▶ [Requirement]:
Repeat everything in the material exactly.

▶ [Dataset]:
* * *
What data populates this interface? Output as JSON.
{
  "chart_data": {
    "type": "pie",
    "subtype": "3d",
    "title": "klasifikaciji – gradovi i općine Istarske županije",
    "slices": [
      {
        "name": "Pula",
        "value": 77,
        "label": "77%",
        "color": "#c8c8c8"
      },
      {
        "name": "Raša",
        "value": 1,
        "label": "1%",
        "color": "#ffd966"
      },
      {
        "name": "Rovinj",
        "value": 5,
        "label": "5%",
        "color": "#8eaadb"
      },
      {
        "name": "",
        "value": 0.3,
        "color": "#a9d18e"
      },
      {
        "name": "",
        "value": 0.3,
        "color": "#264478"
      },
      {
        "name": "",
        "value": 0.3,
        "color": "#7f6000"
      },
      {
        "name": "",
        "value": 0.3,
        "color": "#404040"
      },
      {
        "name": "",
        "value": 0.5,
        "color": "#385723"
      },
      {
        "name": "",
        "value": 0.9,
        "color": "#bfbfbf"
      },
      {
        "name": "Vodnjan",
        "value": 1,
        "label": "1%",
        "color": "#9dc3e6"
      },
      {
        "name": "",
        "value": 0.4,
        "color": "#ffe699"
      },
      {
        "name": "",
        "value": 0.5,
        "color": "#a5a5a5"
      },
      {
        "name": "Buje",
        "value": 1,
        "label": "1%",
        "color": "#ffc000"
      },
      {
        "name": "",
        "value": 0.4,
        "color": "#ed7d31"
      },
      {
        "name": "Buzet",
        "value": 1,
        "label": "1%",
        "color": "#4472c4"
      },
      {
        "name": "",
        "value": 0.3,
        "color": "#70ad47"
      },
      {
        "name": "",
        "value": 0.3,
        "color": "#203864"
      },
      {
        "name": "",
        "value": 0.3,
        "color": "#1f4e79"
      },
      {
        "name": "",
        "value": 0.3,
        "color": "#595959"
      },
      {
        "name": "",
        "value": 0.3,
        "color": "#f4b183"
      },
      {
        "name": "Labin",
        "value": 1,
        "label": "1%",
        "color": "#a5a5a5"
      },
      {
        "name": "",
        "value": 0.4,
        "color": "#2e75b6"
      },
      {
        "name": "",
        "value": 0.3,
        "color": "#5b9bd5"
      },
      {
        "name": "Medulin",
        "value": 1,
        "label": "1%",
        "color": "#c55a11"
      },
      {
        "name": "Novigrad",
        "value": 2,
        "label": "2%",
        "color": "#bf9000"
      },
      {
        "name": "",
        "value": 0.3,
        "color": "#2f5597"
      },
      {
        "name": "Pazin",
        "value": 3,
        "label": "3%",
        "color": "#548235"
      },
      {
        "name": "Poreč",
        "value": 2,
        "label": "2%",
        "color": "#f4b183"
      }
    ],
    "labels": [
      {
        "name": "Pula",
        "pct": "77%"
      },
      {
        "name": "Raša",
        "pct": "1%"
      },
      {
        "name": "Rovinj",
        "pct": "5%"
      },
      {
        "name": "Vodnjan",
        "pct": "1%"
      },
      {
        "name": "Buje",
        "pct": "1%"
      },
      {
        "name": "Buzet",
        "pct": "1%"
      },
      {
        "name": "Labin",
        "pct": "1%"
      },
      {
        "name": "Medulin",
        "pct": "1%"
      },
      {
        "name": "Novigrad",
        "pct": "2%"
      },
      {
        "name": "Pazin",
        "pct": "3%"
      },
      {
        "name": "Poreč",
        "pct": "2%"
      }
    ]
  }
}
* * *
▶ [Written reply]:
What data populates this interface? Output as JSON.
{
  "chart_data": {
    "type": "pie",
    "subtype": "3d",
    "title": "klasifikaciji – gradovi i općine Istarske županije",
    "slices": [
      {
        "name": "Pula",
        "value": 77,
        "label": "77%",
        "color": "#c8c8c8"
      },
      {
        "name": "Raša",
        "value": 1,
        "label": "1%",
        "color": "#ffd966"
      },
      {
        "name": "Rovinj",
        "value": 5,
        "label": "5%",
        "color": "#8eaadb"
      },
      {
        "name": "",
        "value": 0.3,
        "color": "#a9d18e"
      },
      {
        "name": "",
        "value": 0.3,
        "color": "#264478"
      },
      {
        "name": "",
        "value": 0.3,
        "color": "#7f6000"
      },
      {
        "name": "",
        "value": 0.3,
        "color": "#404040"
      },
      {
        "name": "",
        "value": 0.5,
        "color": "#385723"
      },
      {
        "name": "",
        "value": 0.9,
        "color": "#bfbfbf"
      },
      {
        "name": "Vodnjan",
        "value": 1,
        "label": "1%",
        "color": "#9dc3e6"
      },
      {
        "name": "",
        "value": 0.4,
        "color": "#ffe699"
      },
      {
        "name": "",
        "value": 0.5,
        "color": "#a5a5a5"
      },
      {
        "name": "Buje",
        "value": 1,
        "label": "1%",
        "color": "#ffc000"
      },
      {
        "name": "",
        "value": 0.4,
        "color": "#ed7d31"
      },
      {
        "name": "Buzet",
        "value": 1,
        "label": "1%",
        "color": "#4472c4"
      },
      {
        "name": "",
        "value": 0.3,
        "color": "#70ad47"
      },
      {
        "name": "",
        "value": 0.3,
        "color": "#203864"
      },
      {
        "name": "",
        "value": 0.3,
        "color": "#1f4e79"
      },
      {
        "name": "",
        "value": 0.3,
        "color": "#595959"
      },
      {
        "name": "",
        "value": 0.3,
        "color": "#f4b183"
      },
      {
        "name": "Labin",
        "value": 1,
        "label": "1%",
        "color": "#a5a5a5"
      },
      {
        "name": "",
        "value": 0.4,
        "color": "#2e75b6"
      },
      {
        "name": "",
        "value": 0.3,
        "color": "#5b9bd5"
      },
      {
        "name": "Medulin",
        "value": 1,
        "label": "1%",
        "color": "#c55a11"
      },
      {
        "name": "Novigrad",
        "value": 2,
        "label": "2%",
        "color": "#bf9000"
      },
      {
        "name": "",
        "value": 0.3,
        "color": "#2f5597"
      },
      {
        "name": "Pazin",
        "value": 3,
        "label": "3%",
        "color": "#548235"
      },
      {
        "name": "Poreč",
        "value": 2,
        "label": "2%",
        "color": "#f4b183"
      }
    ],
    "labels": [
      {
        "name": "Pula",
        "pct": "77%"
      },
      {
        "name": "Raša",
        "pct": "1%"
      },
      {
        "name": "Rovinj",
        "pct": "5%"
      },
      {
        "name": "Vodnjan",
        "pct": "1%"
      },
      {
        "name": "Buje",
        "pct": "1%"
      },
      {
        "name": "Buzet",
        "pct": "1%"
      },
      {
        "name": "Labin",
        "pct": "1%"
      },
      {
        "name": "Medulin",
        "pct": "1%"
      },
      {
        "name": "Novigrad",
        "pct": "2%"
      },
      {
        "name": "Pazin",
        "pct": "3%"
      },
      {
        "name": "Poreč",
        "pct": "2%"
      }
    ]
  }
}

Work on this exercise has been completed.